GOAL: Find every line below that contains the word "attached" and copy it out.

[start of EXTRACTED DATA]

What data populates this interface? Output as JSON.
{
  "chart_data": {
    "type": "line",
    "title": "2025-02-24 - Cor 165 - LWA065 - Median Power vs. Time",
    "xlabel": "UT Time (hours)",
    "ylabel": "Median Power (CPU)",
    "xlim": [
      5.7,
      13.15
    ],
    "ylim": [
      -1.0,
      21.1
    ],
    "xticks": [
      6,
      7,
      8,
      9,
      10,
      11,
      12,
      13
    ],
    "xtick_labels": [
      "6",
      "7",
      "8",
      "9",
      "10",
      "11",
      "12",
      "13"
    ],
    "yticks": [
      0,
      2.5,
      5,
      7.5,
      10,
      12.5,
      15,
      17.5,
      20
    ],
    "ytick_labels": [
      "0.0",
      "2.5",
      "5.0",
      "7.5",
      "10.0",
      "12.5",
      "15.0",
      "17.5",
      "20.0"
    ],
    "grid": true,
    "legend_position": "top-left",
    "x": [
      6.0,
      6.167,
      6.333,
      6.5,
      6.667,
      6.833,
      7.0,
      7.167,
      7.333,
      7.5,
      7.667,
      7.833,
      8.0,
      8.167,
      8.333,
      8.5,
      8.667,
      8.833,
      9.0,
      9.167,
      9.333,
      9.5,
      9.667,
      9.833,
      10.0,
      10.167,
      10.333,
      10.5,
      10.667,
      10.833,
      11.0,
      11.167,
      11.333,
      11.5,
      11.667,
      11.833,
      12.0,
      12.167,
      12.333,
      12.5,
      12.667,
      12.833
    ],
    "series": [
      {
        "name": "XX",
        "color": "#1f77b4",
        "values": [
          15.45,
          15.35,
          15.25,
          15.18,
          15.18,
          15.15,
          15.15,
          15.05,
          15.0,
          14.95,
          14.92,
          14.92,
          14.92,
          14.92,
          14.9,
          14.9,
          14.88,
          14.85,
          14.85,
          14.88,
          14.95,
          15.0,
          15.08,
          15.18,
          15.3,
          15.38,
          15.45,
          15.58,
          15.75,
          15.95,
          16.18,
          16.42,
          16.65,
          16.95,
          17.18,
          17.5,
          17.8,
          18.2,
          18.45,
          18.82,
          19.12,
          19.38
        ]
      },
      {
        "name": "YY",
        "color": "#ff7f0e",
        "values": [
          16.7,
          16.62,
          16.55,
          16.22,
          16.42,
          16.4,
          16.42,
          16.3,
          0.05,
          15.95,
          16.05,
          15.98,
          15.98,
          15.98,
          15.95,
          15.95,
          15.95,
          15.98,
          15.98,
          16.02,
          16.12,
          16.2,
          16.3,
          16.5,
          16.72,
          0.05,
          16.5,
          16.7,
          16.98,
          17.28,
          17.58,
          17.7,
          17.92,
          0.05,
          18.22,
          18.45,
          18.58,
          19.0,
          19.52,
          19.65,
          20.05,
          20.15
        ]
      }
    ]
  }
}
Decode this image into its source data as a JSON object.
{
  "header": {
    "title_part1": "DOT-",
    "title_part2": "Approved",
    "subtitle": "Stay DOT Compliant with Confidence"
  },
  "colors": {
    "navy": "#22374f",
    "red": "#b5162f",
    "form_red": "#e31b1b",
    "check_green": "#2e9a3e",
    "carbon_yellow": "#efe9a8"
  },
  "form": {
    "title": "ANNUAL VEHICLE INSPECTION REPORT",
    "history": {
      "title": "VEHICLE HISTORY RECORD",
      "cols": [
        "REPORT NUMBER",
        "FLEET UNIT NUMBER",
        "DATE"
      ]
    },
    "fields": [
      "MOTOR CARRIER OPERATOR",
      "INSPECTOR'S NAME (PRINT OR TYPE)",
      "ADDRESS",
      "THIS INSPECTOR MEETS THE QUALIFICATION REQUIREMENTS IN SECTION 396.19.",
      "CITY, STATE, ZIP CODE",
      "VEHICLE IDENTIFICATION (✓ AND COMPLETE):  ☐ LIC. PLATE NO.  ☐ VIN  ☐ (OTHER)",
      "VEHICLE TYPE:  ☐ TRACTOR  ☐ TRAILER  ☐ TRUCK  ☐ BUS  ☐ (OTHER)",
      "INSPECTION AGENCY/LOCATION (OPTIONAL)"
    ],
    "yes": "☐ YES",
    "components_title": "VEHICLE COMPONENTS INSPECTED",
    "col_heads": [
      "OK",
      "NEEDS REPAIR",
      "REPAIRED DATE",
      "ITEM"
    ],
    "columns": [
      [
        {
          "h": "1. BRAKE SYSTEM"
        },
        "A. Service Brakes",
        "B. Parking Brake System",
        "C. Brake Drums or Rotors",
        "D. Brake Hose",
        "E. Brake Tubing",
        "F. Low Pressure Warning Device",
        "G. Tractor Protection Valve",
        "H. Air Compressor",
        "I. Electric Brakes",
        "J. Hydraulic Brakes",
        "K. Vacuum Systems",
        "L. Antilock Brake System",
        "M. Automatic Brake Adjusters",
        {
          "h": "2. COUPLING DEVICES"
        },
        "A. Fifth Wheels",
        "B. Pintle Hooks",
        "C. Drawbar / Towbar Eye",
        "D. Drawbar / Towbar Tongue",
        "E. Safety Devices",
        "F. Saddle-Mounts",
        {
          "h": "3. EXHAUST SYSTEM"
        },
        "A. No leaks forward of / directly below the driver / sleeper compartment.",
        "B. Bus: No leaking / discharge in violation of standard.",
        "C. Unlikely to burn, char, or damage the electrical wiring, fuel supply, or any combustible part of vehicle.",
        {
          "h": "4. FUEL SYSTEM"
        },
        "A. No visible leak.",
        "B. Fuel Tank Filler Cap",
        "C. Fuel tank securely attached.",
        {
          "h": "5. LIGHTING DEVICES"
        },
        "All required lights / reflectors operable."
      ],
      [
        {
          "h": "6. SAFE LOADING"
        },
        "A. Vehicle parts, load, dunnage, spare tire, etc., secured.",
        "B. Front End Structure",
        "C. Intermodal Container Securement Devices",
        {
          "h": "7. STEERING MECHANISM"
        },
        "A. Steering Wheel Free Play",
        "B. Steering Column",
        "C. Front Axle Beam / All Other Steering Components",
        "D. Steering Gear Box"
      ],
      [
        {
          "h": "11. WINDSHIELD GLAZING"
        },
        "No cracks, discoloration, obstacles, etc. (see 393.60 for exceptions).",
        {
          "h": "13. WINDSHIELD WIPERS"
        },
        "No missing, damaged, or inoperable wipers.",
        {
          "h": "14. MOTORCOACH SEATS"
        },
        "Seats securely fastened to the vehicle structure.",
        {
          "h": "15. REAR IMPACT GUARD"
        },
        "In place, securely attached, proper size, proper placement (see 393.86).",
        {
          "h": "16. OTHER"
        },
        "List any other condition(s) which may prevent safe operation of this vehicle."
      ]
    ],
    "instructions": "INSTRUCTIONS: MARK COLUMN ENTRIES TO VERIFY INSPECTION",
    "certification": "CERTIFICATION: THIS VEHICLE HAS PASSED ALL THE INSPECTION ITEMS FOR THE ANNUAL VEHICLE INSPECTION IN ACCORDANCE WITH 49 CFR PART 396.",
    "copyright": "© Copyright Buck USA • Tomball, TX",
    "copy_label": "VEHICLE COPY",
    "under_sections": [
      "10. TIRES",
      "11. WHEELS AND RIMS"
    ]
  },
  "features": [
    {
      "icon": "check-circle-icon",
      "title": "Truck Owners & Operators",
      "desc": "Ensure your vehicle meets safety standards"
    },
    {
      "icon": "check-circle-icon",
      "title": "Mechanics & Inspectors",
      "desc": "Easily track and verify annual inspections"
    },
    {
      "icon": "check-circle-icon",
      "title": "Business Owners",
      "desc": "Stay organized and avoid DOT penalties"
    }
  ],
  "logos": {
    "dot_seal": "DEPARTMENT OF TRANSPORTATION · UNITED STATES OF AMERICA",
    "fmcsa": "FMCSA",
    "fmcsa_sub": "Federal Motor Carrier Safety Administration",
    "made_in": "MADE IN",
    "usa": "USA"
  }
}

[end of EXTRACTED DATA]

FULL RESPONSE:
        "C. Fuel tank securely attached.",
        "In place, securely attached, proper size, proper placement (see 393.86).",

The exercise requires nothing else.